» DATASET RECORDS
═══

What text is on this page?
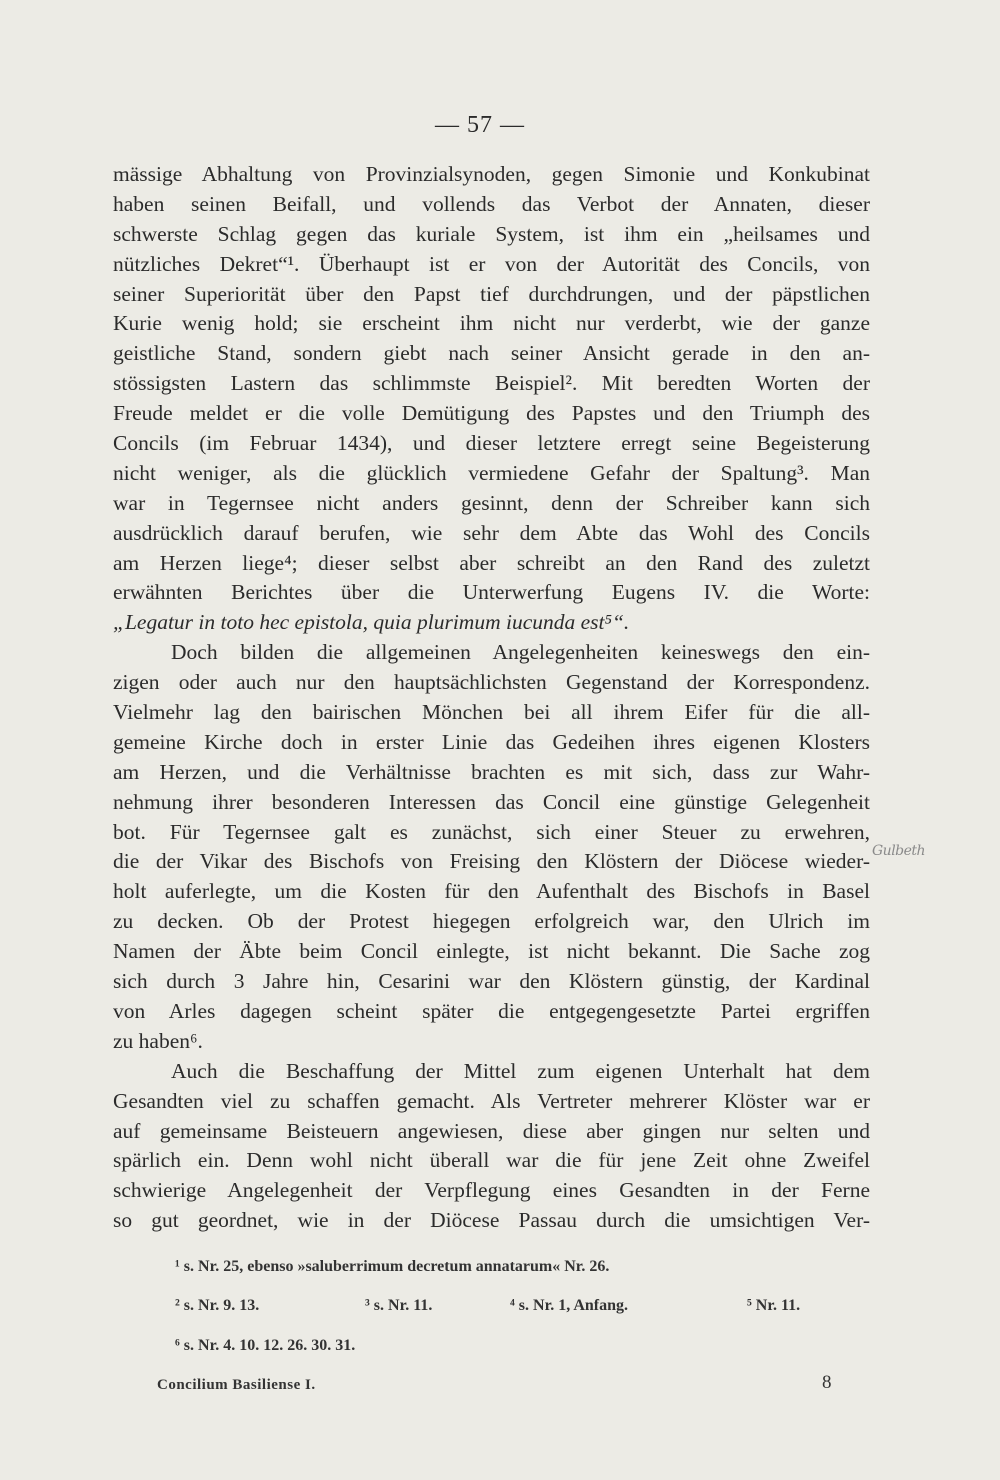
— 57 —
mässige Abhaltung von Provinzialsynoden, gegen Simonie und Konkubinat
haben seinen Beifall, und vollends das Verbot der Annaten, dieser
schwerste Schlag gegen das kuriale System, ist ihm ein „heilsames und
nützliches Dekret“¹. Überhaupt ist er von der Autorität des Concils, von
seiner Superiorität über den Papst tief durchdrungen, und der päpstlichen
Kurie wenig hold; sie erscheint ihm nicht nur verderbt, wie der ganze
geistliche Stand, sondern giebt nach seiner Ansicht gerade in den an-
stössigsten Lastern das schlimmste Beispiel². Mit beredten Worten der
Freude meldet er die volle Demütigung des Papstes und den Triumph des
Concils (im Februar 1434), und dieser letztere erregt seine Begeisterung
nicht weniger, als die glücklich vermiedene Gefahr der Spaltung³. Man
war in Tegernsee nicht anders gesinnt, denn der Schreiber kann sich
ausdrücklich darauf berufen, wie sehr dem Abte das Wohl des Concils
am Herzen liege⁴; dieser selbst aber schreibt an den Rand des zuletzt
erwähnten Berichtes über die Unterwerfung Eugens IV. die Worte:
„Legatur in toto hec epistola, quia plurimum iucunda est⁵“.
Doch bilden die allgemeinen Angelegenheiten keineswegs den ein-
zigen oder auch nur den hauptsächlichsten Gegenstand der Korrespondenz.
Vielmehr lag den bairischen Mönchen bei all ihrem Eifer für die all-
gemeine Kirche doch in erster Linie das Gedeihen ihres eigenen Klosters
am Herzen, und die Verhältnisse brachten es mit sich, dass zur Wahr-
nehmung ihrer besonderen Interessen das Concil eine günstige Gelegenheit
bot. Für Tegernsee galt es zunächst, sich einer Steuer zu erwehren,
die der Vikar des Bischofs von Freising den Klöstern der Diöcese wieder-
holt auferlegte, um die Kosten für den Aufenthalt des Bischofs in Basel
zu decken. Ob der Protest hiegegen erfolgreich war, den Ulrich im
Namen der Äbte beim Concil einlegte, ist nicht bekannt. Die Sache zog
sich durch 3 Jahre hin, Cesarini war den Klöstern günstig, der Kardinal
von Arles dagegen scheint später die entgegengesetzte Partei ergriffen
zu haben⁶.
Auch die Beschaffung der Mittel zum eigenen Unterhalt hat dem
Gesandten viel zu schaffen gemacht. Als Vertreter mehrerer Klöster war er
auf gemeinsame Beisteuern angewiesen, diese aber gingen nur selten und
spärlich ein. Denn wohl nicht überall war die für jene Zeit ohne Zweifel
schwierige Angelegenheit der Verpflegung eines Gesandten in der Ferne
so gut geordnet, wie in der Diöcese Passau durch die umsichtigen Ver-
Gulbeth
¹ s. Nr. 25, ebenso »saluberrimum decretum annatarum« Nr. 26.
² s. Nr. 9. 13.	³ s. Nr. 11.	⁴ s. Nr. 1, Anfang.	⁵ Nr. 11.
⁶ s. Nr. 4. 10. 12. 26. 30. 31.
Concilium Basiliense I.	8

═══

» OBJECTIVE
Every line of the listing that holds "Tegernsee" should be found and copied.

» THE REPLY
war in Tegernsee nicht anders gesinnt, denn der Schreiber kann sich
bot. Für Tegernsee galt es zunächst, sich einer Steuer zu erwehren,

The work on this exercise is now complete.